• [Aim] For the data below, report only the number of lines containing the string "законами".

++++ Data for processing ++++

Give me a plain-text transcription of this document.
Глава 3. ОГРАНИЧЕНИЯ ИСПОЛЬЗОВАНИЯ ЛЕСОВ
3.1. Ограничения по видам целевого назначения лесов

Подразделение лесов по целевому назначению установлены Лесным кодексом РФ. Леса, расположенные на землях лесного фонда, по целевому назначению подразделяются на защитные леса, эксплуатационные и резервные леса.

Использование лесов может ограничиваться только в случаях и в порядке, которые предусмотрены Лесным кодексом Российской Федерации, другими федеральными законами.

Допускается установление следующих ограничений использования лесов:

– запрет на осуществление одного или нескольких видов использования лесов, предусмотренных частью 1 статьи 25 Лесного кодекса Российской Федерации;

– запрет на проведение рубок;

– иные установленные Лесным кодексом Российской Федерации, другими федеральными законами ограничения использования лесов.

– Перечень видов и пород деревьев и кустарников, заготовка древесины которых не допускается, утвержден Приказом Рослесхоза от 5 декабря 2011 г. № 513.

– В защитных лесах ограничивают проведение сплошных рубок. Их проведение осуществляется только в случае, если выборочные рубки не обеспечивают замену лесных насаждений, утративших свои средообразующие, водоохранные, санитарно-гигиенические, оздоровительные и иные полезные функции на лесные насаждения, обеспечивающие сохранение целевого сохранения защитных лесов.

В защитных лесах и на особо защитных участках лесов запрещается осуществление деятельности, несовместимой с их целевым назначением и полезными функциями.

++++

• [Written solution] 2